* **EXTRACTO DE PÁGINA**:
........
Pedro Mesía de la Cerda, (otro) héroe olvidado

(Aunque lo leí en otro sitio, indican que es un artículo de José Javier Esparza que se publicó el 31 de dicimebre en la sección "Héroes Españoles de la A a la Z" de la revista Época)

Mandaba el navío “GLORIOSO” con un enorme tesoro a bordo. Entre Las Azores y Cádiz se enfrentó a nada menos que 15 barcos ingleses. ¡Y salvó el tesoro!

Vamos a colocarnos en el tiempo: estamos a mediados del XVIII. Reina Fernando VI, el segundo Borbón. España ya no es el imperio invencible de antaño, pero es todavía una gran potencia. Buena parte de esa potencia se basa en la mar. Nuestros barcos dominan las rutas en el mediterráneo occidental, porque mante­nemos una relación estrechísima con el reino de Nápoles; también en el Atlántico, porque el tranco con los virreinatos americanos es muy intenso, e igualmente ocurre en el Pacífico, porque la comunicación con Filipinas es permanente. Los recursos del país vienen y van por mar. Como en la mar hay otras potencias -Inglaterra, Holanda, Francia-, frecuentemente hostiles, el tranco marítimo es un asunto militar de primera importancia. En eso vamos retrasados: la flota está hecha un desastre. El Marqués de la Ensenada intenta a toda prisa mo­dernizarla; aún no lo ha conseguido cuando ocurren los sucesos que vamos a contar. Pero, a falta de buenos barcos, hay excelentes marinos.

Uno de los escenarios fundamentales es el Atlán­tico. El flujo de navíos entre la América española y la península es intenso. Y apetitoso: continuamente cruzan la mar grandes barcos cargados de riquezas.

Todos hemos visto esas películas en las que un es­belto y audaz corsario inglés lleva a pique a un bar­co español capitaneado por un señor gordo y sucio, cuya hija se enamora inevitablemente del apuesto corsario. La verdad histórica es más bien la contra­ria y, además, nuestros marinos supieron sortear a los corsarios con mayor fortuna de lo que se cuenta. De hecho, por eso empezó una guerra. Porque Espa­ña estaba en guerra con Inglaterra, una vez más. Era la Guerra de la Oreja de Jenkins.
........
* **LISTADO MOSTRADO**:
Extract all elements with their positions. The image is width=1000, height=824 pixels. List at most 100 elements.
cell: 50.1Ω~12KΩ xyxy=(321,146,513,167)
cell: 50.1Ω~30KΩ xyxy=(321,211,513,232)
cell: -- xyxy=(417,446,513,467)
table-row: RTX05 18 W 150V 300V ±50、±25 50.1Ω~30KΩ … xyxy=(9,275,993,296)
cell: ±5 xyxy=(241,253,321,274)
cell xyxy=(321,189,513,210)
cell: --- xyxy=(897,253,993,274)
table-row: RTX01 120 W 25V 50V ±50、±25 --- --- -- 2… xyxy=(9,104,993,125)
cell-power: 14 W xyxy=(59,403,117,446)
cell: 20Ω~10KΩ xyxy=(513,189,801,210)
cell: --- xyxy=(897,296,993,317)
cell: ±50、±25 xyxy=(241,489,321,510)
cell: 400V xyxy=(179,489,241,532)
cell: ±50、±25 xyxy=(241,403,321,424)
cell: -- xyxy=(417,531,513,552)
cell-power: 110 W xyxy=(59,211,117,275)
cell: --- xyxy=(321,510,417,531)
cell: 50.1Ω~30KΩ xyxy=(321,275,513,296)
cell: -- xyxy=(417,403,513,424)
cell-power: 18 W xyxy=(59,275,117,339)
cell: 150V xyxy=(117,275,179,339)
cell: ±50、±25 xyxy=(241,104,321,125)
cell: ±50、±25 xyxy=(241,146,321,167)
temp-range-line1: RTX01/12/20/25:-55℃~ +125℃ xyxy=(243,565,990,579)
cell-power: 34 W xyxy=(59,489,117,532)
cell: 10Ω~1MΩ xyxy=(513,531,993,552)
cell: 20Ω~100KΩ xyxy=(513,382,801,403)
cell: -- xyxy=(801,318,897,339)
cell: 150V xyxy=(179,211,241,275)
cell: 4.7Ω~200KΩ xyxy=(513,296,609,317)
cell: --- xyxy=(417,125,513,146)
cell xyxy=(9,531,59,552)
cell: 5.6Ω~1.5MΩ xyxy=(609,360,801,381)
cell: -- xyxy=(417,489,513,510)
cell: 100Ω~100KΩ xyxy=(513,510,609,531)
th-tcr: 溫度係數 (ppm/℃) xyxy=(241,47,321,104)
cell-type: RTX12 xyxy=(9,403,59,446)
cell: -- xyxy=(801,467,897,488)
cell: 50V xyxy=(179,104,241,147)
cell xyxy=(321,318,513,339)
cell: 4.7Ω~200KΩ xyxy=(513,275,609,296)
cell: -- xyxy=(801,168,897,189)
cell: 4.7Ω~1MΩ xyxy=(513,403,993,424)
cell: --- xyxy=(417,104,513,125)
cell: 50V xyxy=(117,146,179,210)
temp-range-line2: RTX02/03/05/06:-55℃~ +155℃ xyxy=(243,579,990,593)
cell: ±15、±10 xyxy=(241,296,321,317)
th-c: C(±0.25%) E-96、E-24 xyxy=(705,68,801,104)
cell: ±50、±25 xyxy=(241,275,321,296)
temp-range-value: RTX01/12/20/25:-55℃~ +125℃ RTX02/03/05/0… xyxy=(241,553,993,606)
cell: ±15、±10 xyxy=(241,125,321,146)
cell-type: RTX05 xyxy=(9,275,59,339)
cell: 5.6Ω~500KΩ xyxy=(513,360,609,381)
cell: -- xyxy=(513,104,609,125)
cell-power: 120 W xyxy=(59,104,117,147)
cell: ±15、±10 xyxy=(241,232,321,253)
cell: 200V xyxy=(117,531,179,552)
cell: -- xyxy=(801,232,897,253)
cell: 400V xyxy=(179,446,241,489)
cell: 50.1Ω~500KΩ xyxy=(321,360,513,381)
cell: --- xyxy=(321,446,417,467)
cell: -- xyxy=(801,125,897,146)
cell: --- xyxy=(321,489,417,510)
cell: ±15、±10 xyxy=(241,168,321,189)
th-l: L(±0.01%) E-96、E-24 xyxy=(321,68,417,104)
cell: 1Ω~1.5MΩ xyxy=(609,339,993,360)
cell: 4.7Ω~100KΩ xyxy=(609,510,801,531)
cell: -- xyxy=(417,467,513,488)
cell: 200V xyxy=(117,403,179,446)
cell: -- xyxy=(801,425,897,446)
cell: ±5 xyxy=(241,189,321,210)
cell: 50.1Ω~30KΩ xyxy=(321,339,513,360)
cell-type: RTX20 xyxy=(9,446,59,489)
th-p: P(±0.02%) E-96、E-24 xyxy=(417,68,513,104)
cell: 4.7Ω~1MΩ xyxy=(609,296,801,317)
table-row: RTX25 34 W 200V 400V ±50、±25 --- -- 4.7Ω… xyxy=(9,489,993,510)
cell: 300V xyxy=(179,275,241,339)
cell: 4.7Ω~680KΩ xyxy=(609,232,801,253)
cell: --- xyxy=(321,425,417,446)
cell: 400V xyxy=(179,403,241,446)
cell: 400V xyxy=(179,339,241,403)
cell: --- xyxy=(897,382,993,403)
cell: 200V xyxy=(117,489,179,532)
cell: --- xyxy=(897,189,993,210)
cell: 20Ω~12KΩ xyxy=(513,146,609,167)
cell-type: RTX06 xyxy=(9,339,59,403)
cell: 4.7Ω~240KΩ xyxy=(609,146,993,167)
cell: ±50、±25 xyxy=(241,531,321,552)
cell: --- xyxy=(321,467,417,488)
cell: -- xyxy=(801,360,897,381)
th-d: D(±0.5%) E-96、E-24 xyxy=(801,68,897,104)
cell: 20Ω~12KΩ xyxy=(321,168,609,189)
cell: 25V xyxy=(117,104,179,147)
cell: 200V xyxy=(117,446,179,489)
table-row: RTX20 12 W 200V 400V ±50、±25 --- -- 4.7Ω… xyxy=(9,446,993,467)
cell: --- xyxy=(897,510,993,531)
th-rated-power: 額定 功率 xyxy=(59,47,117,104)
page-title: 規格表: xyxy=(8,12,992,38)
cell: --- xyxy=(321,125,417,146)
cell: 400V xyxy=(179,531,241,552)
........
* **CONSIGNAS DE TRABAJO**:
**A.** Indica si cada afirmación concuerda con el extracto de página sobre Pedro Mesía de la Cerda. Responde sí o no y cita textualmente las palabras decisivas.
(i) El “GLORIOSO” se enfrentó a 15 barcos ingleses entre Las Azores y Cádiz.
(ii) Cuando ocurren los sucesos relatados, la flota ya está modernizada.
(iii) En la época descrita reina Fernando VI.
**B.** Reproduce solo las líneas del listado que van desde su inicio hasta la línea con "cell: ±15、±10 xyxy=(241,296,321,317)", incluida esta. Cambia "cell-power" por "celda-potencia" y deja todo lo demás igual.

* **RESPUESTAS DEL EJERCICIO**:
**A.**
(i) Sí: "Entre Las Azores y Cádiz se enfrentó a nada menos que 15 barcos ingleses."
(ii) No: "aún no lo ha conseguido cuando ocurren los sucesos que vamos a contar".
(iii) Sí: "Reina Fernando VI, el segundo Borbón."

**B.**
Extract all elements with their positions. The image is width=1000, height=824 pixels. List at most 100 elements.
cell: 50.1Ω~12KΩ xyxy=(321,146,513,167)
cell: 50.1Ω~30KΩ xyxy=(321,211,513,232)
cell: -- xyxy=(417,446,513,467)
table-row: RTX05 18 W 150V 300V ±50、±25 50.1Ω~30KΩ … xyxy=(9,275,993,296)
cell: ±5 xyxy=(241,253,321,274)
cell xyxy=(321,189,513,210)
cell: --- xyxy=(897,253,993,274)
table-row: RTX01 120 W 25V 50V ±50、±25 --- --- -- 2… xyxy=(9,104,993,125)
celda-potencia: 14 W xyxy=(59,403,117,446)
cell: 20Ω~10KΩ xyxy=(513,189,801,210)
cell: --- xyxy=(897,296,993,317)
cell: ±50、±25 xyxy=(241,489,321,510)
cell: 400V xyxy=(179,489,241,532)
cell: ±50、±25 xyxy=(241,403,321,424)
cell: -- xyxy=(417,531,513,552)
celda-potencia: 110 W xyxy=(59,211,117,275)
cell: --- xyxy=(321,510,417,531)
cell: 50.1Ω~30KΩ xyxy=(321,275,513,296)
cell: -- xyxy=(417,403,513,424)
celda-potencia: 18 W xyxy=(59,275,117,339)
cell: 150V xyxy=(117,275,179,339)
cell: ±50、±25 xyxy=(241,104,321,125)
cell: ±50、±25 xyxy=(241,146,321,167)
temp-range-line1: RTX01/12/20/25:-55℃~ +125℃ xyxy=(243,565,990,579)
celda-potencia: 34 W xyxy=(59,489,117,532)
cell: 10Ω~1MΩ xyxy=(513,531,993,552)
cell: 20Ω~100KΩ xyxy=(513,382,801,403)
cell: -- xyxy=(801,318,897,339)
cell: 150V xyxy=(179,211,241,275)
cell: 4.7Ω~200KΩ xyxy=(513,296,609,317)
cell: --- xyxy=(417,125,513,146)
cell xyxy=(9,531,59,552)
cell: 5.6Ω~1.5MΩ xyxy=(609,360,801,381)
cell: -- xyxy=(417,489,513,510)
cell: 100Ω~100KΩ xyxy=(513,510,609,531)
th-tcr: 溫度係數 (ppm/℃) xyxy=(241,47,321,104)
cell-type: RTX12 xyxy=(9,403,59,446)
cell: -- xyxy=(801,467,897,488)
cell: 50V xyxy=(179,104,241,147)
cell xyxy=(321,318,513,339)
cell: 4.7Ω~200KΩ xyxy=(513,275,609,296)
cell: -- xyxy=(801,168,897,189)
cell: 4.7Ω~1MΩ xyxy=(513,403,993,424)
cell: --- xyxy=(417,104,513,125)
cell: 50V xyxy=(117,146,179,210)
temp-range-line2: RTX02/03/05/06:-55℃~ +155℃ xyxy=(243,579,990,593)
cell: ±15、±10 xyxy=(241,296,321,317)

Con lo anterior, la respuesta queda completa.